### [WRITTEN EXERCISE]
Copy every entry exactly as given, minus the images.
── WORKING DATA ──
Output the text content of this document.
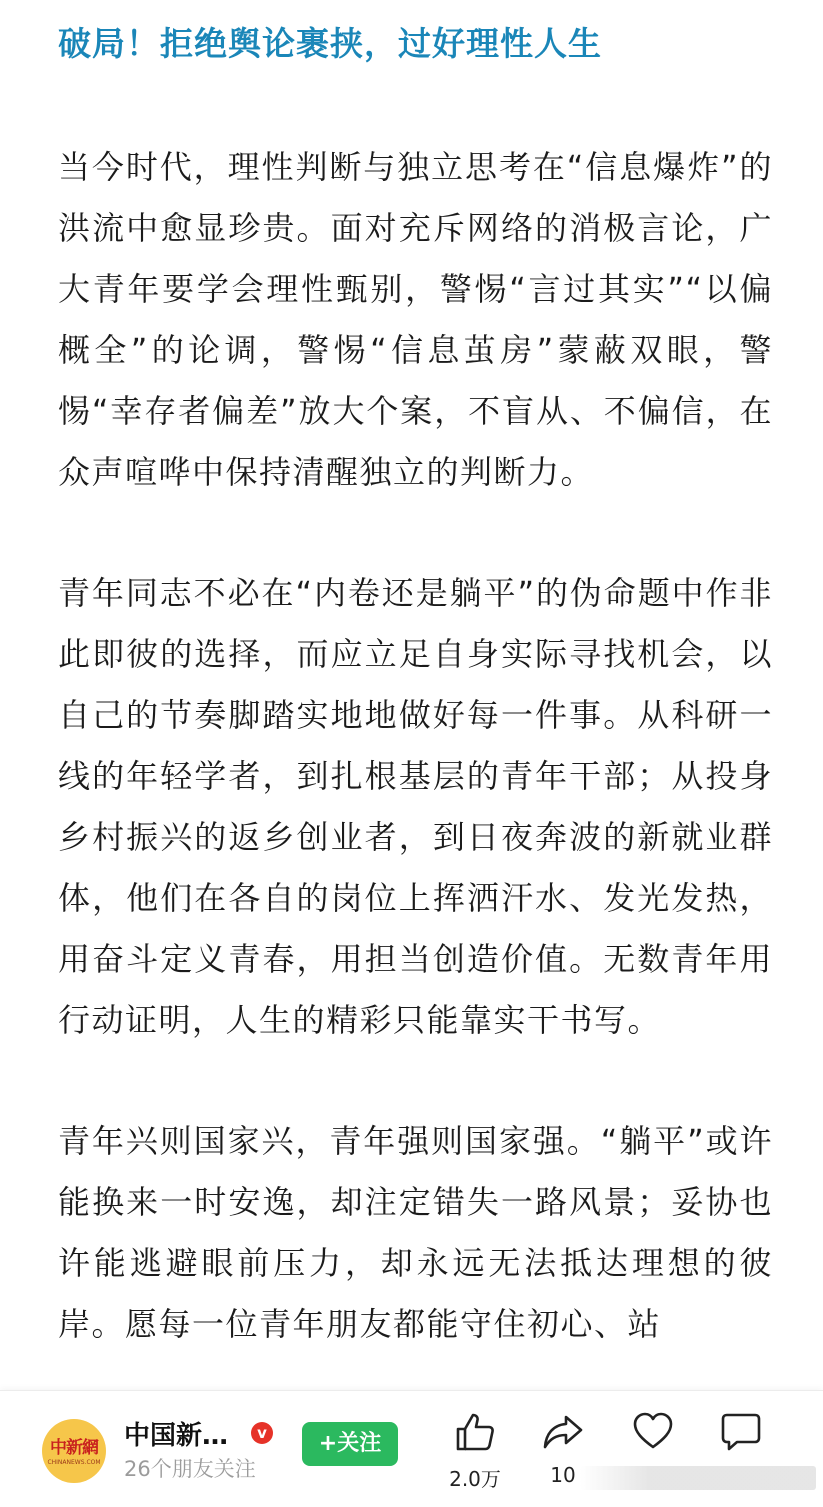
破局！拒绝舆论裹挟，过好理性人生

当今时代，理性判断与独立思考在“信息爆炸”的洪流中愈显珍贵。面对充斥网络的消极言论，广大青年要学会理性甄别，警惕“言过其实”“以偏概全”的论调，警惕“信息茧房”蒙蔽双眼，警惕“幸存者偏差”放大个案，不盲从、不偏信，在众声喧哗中保持清醒独立的判断力。

青年同志不必在“内卷还是躺平”的伪命题中作非此即彼的选择，而应立足自身实际寻找机会，以自己的节奏脚踏实地地做好每一件事。从科研一线的年轻学者，到扎根基层的青年干部；从投身乡村振兴的返乡创业者，到日夜奔波的新就业群体，他们在各自的岗位上挥洒汗水、发光发热，用奋斗定义青春，用担当创造价值。无数青年用行动证明，人生的精彩只能靠实干书写。

青年兴则国家兴，青年强则国家强。“躺平”或许能换来一时安逸，却注定错失一路风景；妥协也许能逃避眼前压力，却永远无法抵达理想的彼岸。愿每一位青年朋友都能守住初心、站

中新網
CHINANEWS.COM
中国新…	v
26个朋友关注
+关注
2.0万	10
───
### [TASK SOLUTION]
Output the text content of this document.
破局！拒绝舆论裹挟，过好理性人生

当今时代，理性判断与独立思考在“信息爆炸”的洪流中愈显珍贵。面对充斥网络的消极言论，广大青年要学会理性甄别，警惕“言过其实”“以偏概全”的论调，警惕“信息茧房”蒙蔽双眼，警惕“幸存者偏差”放大个案，不盲从、不偏信，在众声喧哗中保持清醒独立的判断力。

青年同志不必在“内卷还是躺平”的伪命题中作非此即彼的选择，而应立足自身实际寻找机会，以自己的节奏脚踏实地地做好每一件事。从科研一线的年轻学者，到扎根基层的青年干部；从投身乡村振兴的返乡创业者，到日夜奔波的新就业群体，他们在各自的岗位上挥洒汗水、发光发热，用奋斗定义青春，用担当创造价值。无数青年用行动证明，人生的精彩只能靠实干书写。

青年兴则国家兴，青年强则国家强。“躺平”或许能换来一时安逸，却注定错失一路风景；妥协也许能逃避眼前压力，却永远无法抵达理想的彼岸。愿每一位青年朋友都能守住初心、站

中新網
CHINANEWS.COM
中国新…	v
26个朋友关注
+关注
2.0万	10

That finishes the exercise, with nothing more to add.